**EXERCISE OBJECTIVE**
Gather all lines in the records below that include the word "الزوج".
%%
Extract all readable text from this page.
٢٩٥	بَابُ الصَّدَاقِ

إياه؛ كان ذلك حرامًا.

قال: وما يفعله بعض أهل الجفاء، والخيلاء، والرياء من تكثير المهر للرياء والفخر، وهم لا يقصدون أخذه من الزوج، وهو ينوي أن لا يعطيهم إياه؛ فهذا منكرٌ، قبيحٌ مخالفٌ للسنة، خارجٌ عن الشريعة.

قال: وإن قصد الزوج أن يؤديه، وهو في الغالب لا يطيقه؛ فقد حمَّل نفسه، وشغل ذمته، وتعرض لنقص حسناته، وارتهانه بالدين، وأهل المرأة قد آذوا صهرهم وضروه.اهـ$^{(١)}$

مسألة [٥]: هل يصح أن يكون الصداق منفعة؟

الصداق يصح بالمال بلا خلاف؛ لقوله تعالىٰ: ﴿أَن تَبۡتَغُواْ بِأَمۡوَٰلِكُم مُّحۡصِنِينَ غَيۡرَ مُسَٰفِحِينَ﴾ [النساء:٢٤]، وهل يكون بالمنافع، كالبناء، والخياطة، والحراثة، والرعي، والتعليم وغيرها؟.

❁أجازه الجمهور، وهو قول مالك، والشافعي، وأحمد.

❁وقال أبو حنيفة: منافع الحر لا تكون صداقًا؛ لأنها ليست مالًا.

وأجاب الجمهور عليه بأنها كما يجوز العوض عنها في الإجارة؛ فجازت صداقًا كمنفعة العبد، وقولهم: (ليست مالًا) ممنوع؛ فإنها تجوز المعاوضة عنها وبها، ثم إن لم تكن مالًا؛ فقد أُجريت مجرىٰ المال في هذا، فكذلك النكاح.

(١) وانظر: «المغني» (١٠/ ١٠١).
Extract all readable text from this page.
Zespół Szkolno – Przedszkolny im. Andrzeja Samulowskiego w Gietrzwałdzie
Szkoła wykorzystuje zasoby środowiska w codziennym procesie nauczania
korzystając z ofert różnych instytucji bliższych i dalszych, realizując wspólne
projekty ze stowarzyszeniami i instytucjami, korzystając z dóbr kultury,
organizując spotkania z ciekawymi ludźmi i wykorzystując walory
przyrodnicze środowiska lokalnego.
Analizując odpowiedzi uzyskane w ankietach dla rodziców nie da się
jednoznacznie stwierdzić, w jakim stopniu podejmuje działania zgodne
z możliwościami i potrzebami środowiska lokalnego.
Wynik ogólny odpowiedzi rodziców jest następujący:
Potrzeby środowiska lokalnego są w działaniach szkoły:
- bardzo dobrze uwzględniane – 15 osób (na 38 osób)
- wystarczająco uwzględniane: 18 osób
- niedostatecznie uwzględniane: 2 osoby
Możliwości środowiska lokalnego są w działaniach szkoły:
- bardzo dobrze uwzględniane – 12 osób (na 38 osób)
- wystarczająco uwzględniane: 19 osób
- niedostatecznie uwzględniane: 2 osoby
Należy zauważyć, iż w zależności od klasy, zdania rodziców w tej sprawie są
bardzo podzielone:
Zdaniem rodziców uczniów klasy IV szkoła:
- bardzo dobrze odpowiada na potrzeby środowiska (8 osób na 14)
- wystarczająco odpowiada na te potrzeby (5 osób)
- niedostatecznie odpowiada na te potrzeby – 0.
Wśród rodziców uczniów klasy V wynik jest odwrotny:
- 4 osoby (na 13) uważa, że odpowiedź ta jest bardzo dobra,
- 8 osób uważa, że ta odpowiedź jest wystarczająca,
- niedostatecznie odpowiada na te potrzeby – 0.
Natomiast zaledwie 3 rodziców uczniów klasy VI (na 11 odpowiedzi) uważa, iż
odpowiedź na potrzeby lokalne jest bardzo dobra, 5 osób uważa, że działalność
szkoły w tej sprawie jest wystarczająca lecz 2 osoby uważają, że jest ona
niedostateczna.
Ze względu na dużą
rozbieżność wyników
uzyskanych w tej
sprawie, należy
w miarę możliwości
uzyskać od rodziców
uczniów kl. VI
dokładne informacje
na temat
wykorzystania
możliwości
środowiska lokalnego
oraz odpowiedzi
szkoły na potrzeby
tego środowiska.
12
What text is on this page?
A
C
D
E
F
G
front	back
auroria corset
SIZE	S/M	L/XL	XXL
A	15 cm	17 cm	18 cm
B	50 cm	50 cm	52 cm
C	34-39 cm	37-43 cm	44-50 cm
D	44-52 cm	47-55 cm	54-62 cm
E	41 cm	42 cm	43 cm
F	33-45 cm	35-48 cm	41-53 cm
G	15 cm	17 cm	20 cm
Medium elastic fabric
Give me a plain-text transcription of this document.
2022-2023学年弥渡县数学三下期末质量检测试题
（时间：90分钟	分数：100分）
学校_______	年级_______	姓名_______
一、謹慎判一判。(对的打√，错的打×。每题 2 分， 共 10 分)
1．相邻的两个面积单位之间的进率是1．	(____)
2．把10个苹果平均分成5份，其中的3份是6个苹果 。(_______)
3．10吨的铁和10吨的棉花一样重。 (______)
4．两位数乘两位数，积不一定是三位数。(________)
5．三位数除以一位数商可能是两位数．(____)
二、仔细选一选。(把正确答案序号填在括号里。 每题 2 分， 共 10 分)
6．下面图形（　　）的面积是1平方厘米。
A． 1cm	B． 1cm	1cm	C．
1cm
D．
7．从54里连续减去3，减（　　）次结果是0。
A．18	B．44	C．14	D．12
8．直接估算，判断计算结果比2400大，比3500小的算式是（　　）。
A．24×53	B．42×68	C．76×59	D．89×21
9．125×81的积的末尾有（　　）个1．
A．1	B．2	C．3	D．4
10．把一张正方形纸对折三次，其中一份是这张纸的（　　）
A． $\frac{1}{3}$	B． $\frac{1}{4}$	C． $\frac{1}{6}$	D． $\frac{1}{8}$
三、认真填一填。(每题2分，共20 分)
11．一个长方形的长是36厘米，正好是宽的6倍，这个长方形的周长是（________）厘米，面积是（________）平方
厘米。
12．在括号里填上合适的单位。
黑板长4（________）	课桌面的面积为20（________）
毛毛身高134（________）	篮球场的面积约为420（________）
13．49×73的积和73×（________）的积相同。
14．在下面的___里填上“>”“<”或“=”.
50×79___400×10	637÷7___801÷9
%%
**ANSWER TO THE TASK**
قال: وما يفعله بعض أهل الجفاء، والخيلاء، والرياء من تكثير المهر للرياء والفخر، وهم لا يقصدون أخذه من الزوج، وهو ينوي أن لا يعطيهم إياه؛ فهذا منكرٌ، قبيحٌ مخالفٌ للسنة، خارجٌ عن الشريعة.
قال: وإن قصد الزوج أن يؤديه، وهو في الغالب لا يطيقه؛ فقد حمَّل نفسه، وشغل ذمته، وتعرض لنقص حسناته، وارتهانه بالدين، وأهل المرأة قد آذوا صهرهم وضروه.اهـ$^{(١)}$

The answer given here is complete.